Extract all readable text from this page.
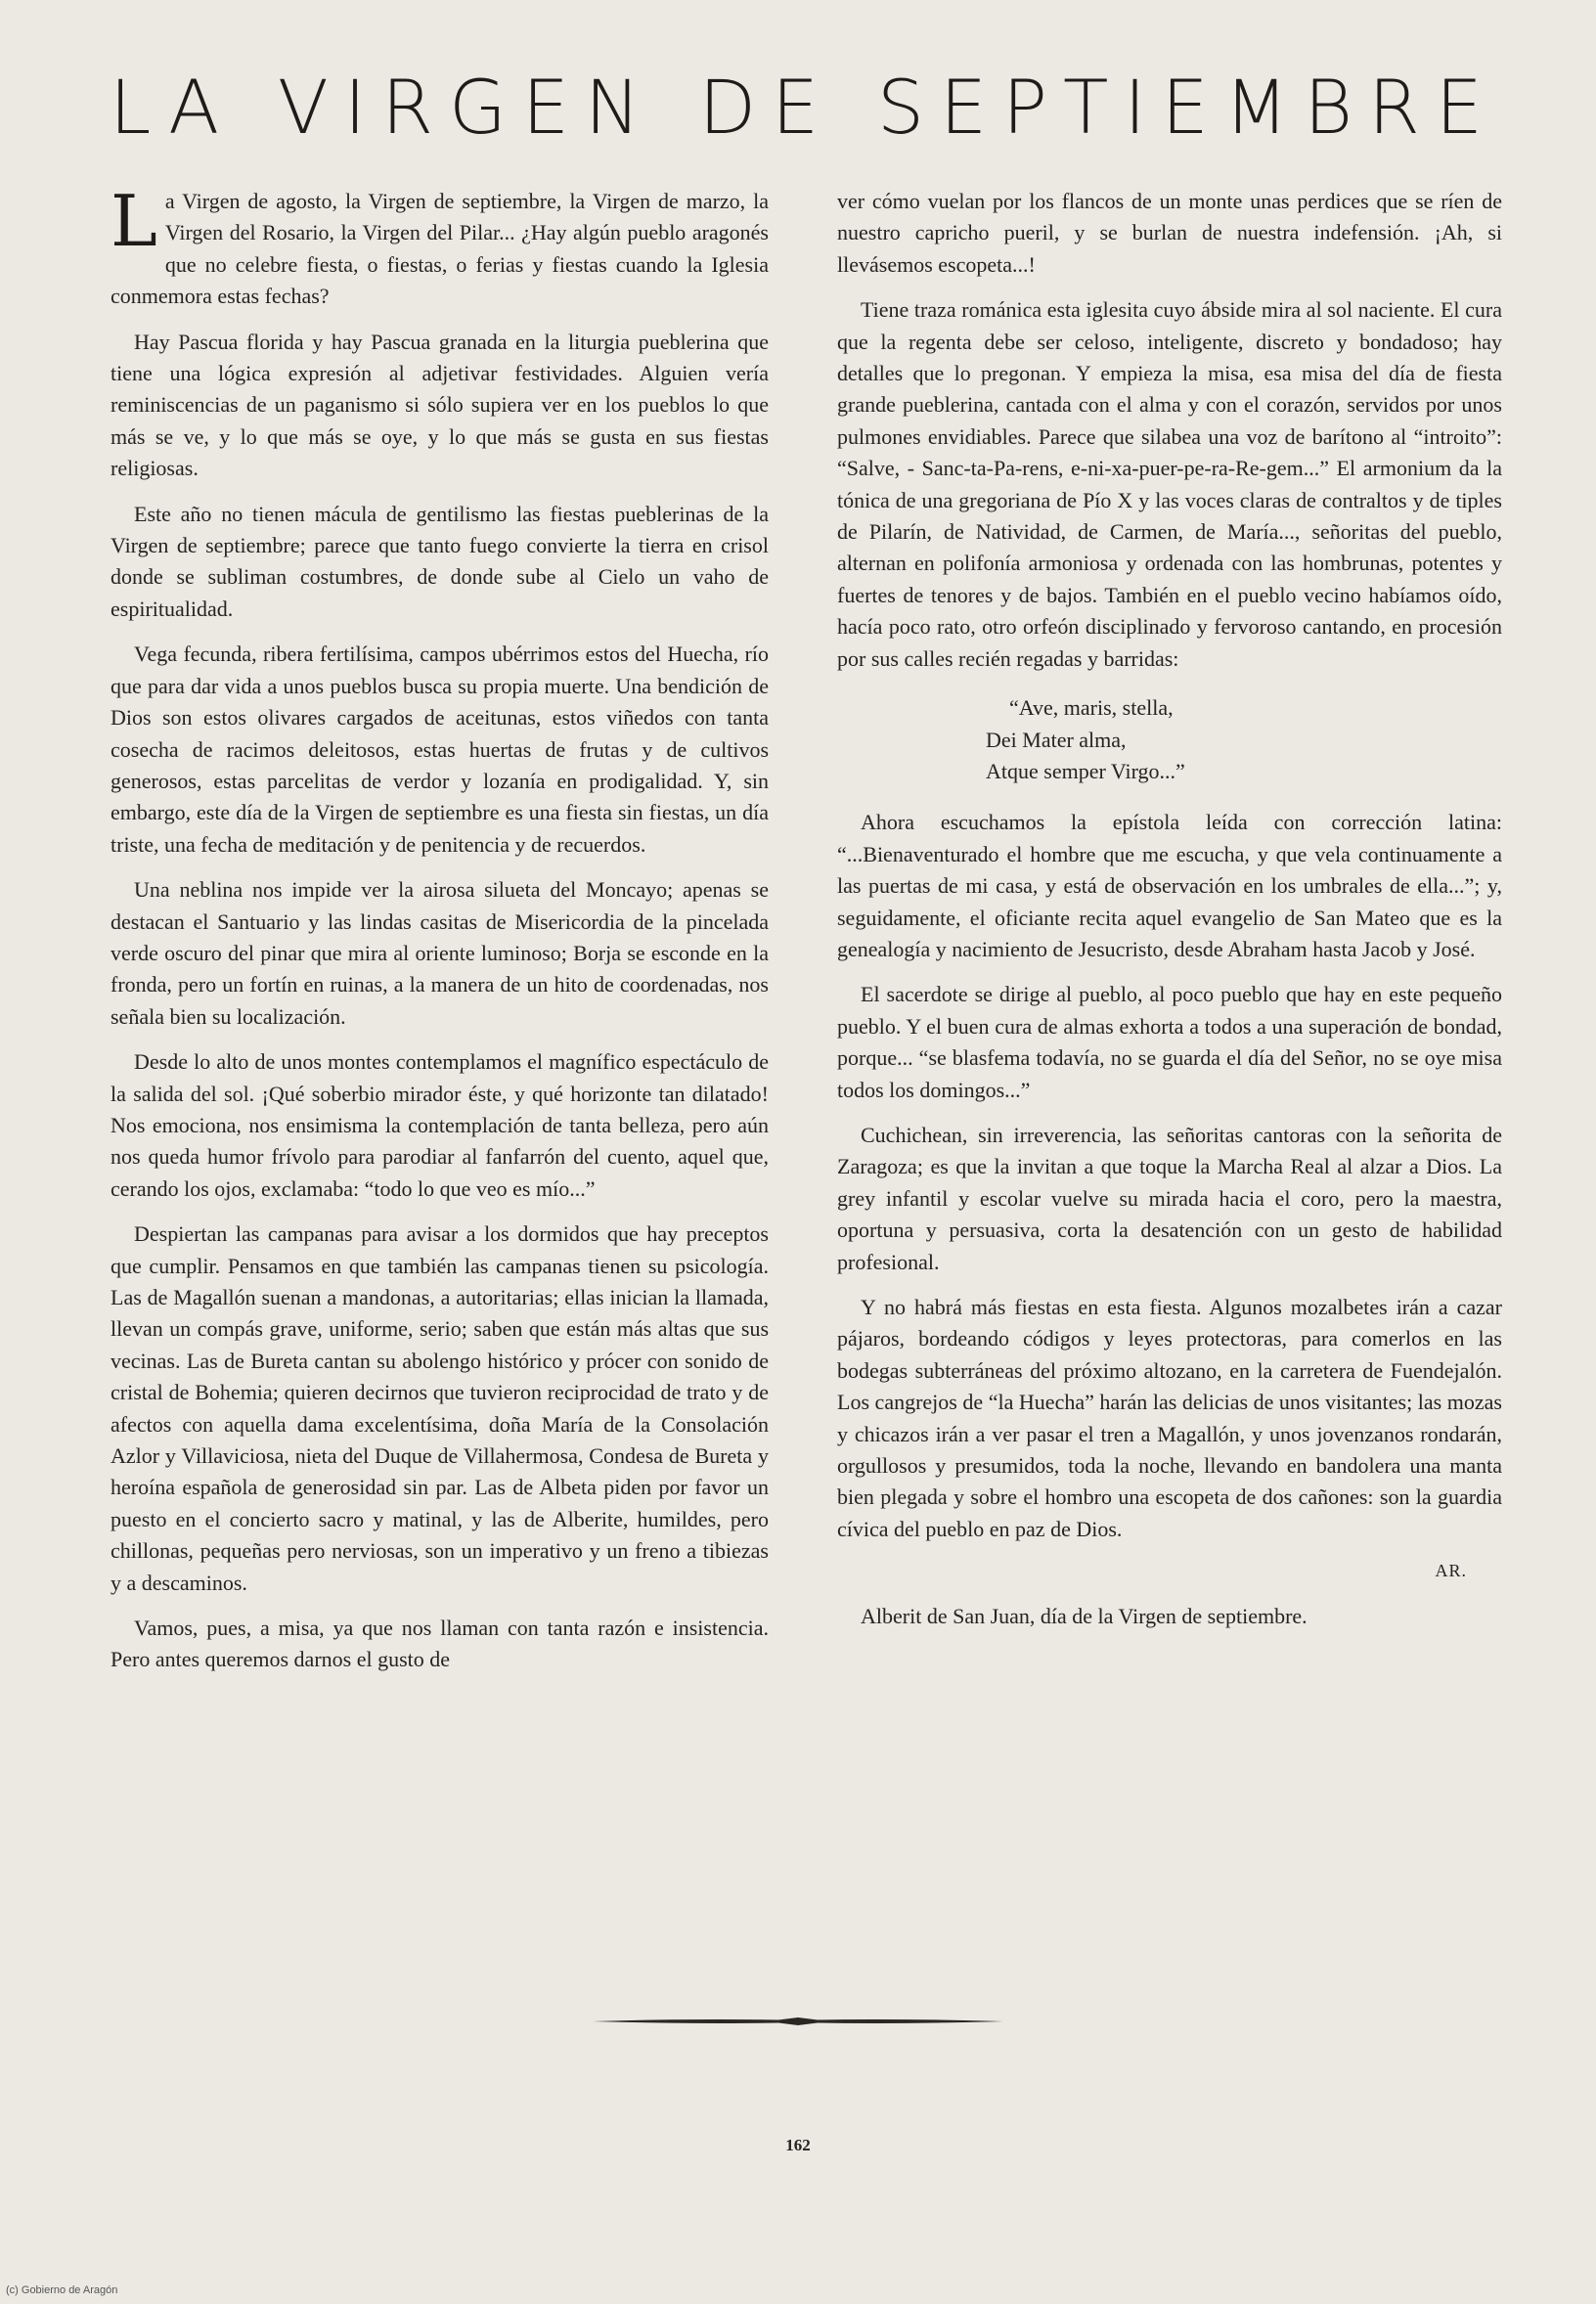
LA VIRGEN DE SEPTIEMBRE

La Virgen de agosto, la Virgen de septiembre, la Virgen de marzo, la Virgen del Rosario, la Virgen del Pilar... ¿Hay algún pueblo aragonés que no celebre fiesta, o fiestas, o ferias y fiestas cuando la Iglesia conmemora estas fechas?

Hay Pascua florida y hay Pascua granada en la liturgia pueblerina que tiene una lógica expresión al adjetivar festividades. Alguien vería reminiscencias de un paganismo si sólo supiera ver en los pueblos lo que más se ve, y lo que más se oye, y lo que más se gusta en sus fiestas religiosas.

Este año no tienen mácula de gentilismo las fiestas pueblerinas de la Virgen de septiembre; parece que tanto fuego convierte la tierra en crisol donde se subliman costumbres, de donde sube al Cielo un vaho de espiritualidad.

Vega fecunda, ribera fertilísima, campos ubérrimos estos del Huecha, río que para dar vida a unos pueblos busca su propia muerte. Una bendición de Dios son estos olivares cargados de aceitunas, estos viñedos con tanta cosecha de racimos deleitosos, estas huertas de frutas y de cultivos generosos, estas parcelitas de verdor y lozanía en prodigalidad. Y, sin embargo, este día de la Virgen de septiembre es una fiesta sin fiestas, un día triste, una fecha de meditación y de penitencia y de recuerdos.

Una neblina nos impide ver la airosa silueta del Moncayo; apenas se destacan el Santuario y las lindas casitas de Misericordia de la pincelada verde oscuro del pinar que mira al oriente luminoso; Borja se esconde en la fronda, pero un fortín en ruinas, a la manera de un hito de coordenadas, nos señala bien su localización.

Desde lo alto de unos montes contemplamos el magnífico espectáculo de la salida del sol. ¡Qué soberbio mirador éste, y qué horizonte tan dilatado! Nos emociona, nos ensimisma la contemplación de tanta belleza, pero aún nos queda humor frívolo para parodiar al fanfarrón del cuento, aquel que, cerando los ojos, exclamaba: “todo lo que veo es mío...”

Despiertan las campanas para avisar a los dormidos que hay preceptos que cumplir. Pensamos en que también las campanas tienen su psicología. Las de Magallón suenan a mandonas, a autoritarias; ellas inician la llamada, llevan un compás grave, uniforme, serio; saben que están más altas que sus vecinas. Las de Bureta cantan su abolengo histórico y prócer con sonido de cristal de Bohemia; quieren decirnos que tuvieron reciprocidad de trato y de afectos con aquella dama excelentísima, doña María de la Consolación Azlor y Villaviciosa, nieta del Duque de Villahermosa, Condesa de Bureta y heroína española de generosidad sin par. Las de Albeta piden por favor un puesto en el concierto sacro y matinal, y las de Alberite, humildes, pero chillonas, pequeñas pero nerviosas, son un imperativo y un freno a tibiezas y a descaminos.

Vamos, pues, a misa, ya que nos llaman con tanta razón e insistencia. Pero antes queremos darnos el gusto de

ver cómo vuelan por los flancos de un monte unas perdices que se ríen de nuestro capricho pueril, y se burlan de nuestra indefensión. ¡Ah, si llevásemos escopeta...!

Tiene traza románica esta iglesita cuyo ábside mira al sol naciente. El cura que la regenta debe ser celoso, inteligente, discreto y bondadoso; hay detalles que lo pregonan. Y empieza la misa, esa misa del día de fiesta grande pueblerina, cantada con el alma y con el corazón, servidos por unos pulmones envidiables. Parece que silabea una voz de barítono al “introito”: “Salve, - Sanc-ta-Pa-rens, e-ni-xa-puer-pe-ra-Re-gem...” El armonium da la tónica de una gregoriana de Pío X y las voces claras de contraltos y de tiples de Pilarín, de Natividad, de Carmen, de María..., señoritas del pueblo, alternan en polifonía armoniosa y ordenada con las hombrunas, potentes y fuertes de tenores y de bajos. También en el pueblo vecino habíamos oído, hacía poco rato, otro orfeón disciplinado y fervoroso cantando, en procesión por sus calles recién regadas y barridas:

“Ave, maris, stella,
Dei Mater alma,
Atque semper Virgo...”

Ahora escuchamos la epístola leída con corrección latina: “...Bienaventurado el hombre que me escucha, y que vela continuamente a las puertas de mi casa, y está de observación en los umbrales de ella...”; y, seguidamente, el oficiante recita aquel evangelio de San Mateo que es la genealogía y nacimiento de Jesucristo, desde Abraham hasta Jacob y José.

El sacerdote se dirige al pueblo, al poco pueblo que hay en este pequeño pueblo. Y el buen cura de almas exhorta a todos a una superación de bondad, porque... “se blasfema todavía, no se guarda el día del Señor, no se oye misa todos los domingos...”

Cuchichean, sin irreverencia, las señoritas cantoras con la señorita de Zaragoza; es que la invitan a que toque la Marcha Real al alzar a Dios. La grey infantil y escolar vuelve su mirada hacia el coro, pero la maestra, oportuna y persuasiva, corta la desatención con un gesto de habilidad profesional.

Y no habrá más fiestas en esta fiesta. Algunos mozalbetes irán a cazar pájaros, bordeando códigos y leyes protectoras, para comerlos en las bodegas subterráneas del próximo altozano, en la carretera de Fuendejalón. Los cangrejos de “la Huecha” harán las delicias de unos visitantes; las mozas y chicazos irán a ver pasar el tren a Magallón, y unos jovenzanos rondarán, orgullosos y presumidos, toda la noche, llevando en bandolera una manta bien plegada y sobre el hombro una escopeta de dos cañones: son la guardia cívica del pueblo en paz de Dios.

AR.
Alberit de San Juan, día de la Virgen de septiembre.
162
(c) Gobierno de Aragón
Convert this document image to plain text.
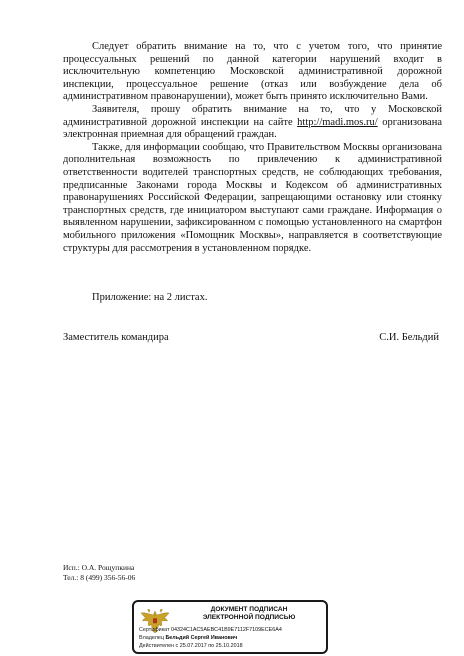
Следует обратить внимание на то, что с учетом того, что принятие процессуальных решений по данной категории нарушений входит в исключительную компетенцию Московской административной дорожной инспекции, процессуальное решение (отказ или возбуждение дела об административном правонарушении), может быть принято исключительно Вами.

Заявителя, прошу обратить внимание на то, что у Московской административной дорожной инспекции на сайте http://madi.mos.ru/ организована электронная приемная для обращений граждан.

Также, для информации сообщаю, что Правительством Москвы организована дополнительная возможность по привлечению к административной ответственности водителей транспортных средств, не соблюдающих требования, предписанные Законами города Москвы и Кодексом об административных правонарушениях Российской Федерации, запрещающими остановку или стоянку транспортных средств, где инициатором выступают сами граждане. Информация о выявленном нарушении, зафиксированном с помощью установленного на смартфон мобильного приложения «Помощник Москвы», направляется в соответствующие структуры для рассмотрения в установленном порядке.

Приложение: на 2 листах.
Заместитель командира	С.И. Бельдий
Исп.: О.А. Рощупкина
Тел.: 8 (499) 356-56-06
ДОКУМЕНТ ПОДПИСАН
ЭЛЕКТРОННОЙ ПОДПИСЬЮ
Сертификат 04324C1AC5AEBC41B9E7112F7109ECE6A4
Владелец Бельдий Сергей Иванович
Действителен с 25.07.2017 по 25.10.2018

===============

Goal: From the entries above, copy every line that holds the word "text".

Response to the exercise:
Extract all readable text from this page.
Convert this document image to plain text.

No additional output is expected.